(Dataset entries on figures)
— Start —

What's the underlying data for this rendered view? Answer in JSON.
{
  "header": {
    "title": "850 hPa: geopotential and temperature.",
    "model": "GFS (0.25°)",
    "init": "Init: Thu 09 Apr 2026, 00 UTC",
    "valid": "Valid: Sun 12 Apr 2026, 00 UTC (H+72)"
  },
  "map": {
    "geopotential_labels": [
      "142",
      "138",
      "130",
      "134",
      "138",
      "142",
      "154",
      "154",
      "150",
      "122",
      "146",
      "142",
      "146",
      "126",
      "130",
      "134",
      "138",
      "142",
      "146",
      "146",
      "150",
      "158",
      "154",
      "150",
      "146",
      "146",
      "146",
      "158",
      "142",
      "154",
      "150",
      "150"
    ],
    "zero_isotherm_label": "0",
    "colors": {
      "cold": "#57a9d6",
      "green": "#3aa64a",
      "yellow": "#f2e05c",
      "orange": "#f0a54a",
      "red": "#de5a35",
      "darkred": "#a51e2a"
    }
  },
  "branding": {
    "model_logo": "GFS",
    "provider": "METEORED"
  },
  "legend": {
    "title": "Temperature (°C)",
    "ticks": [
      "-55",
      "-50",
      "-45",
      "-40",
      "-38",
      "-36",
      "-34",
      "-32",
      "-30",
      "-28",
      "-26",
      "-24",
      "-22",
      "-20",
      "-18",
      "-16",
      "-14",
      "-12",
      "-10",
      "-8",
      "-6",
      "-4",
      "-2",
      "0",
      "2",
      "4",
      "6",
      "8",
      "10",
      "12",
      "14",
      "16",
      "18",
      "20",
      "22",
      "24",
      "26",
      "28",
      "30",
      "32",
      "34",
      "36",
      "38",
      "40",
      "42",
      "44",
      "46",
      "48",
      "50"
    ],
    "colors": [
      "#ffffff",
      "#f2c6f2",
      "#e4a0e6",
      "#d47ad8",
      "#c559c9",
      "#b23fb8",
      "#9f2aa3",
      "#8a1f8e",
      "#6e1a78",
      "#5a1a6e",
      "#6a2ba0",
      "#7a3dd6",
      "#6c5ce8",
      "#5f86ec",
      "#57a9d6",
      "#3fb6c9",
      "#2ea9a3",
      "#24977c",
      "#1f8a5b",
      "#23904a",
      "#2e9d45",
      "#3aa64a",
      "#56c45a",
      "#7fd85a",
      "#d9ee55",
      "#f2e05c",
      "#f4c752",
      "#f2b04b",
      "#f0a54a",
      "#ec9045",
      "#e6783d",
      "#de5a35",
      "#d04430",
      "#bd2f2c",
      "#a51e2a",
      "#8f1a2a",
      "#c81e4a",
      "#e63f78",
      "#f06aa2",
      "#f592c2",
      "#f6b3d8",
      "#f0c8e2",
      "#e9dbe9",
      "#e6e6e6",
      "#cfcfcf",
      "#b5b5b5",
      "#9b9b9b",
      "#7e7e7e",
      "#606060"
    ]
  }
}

— End —

◆ **What is expected**: Gather all the lines that include the word "title" and copy them out.

◆ **Task solution**:
    "title": "850 hPa: geopotential and temperature.",
    "title": "Temperature (°C)",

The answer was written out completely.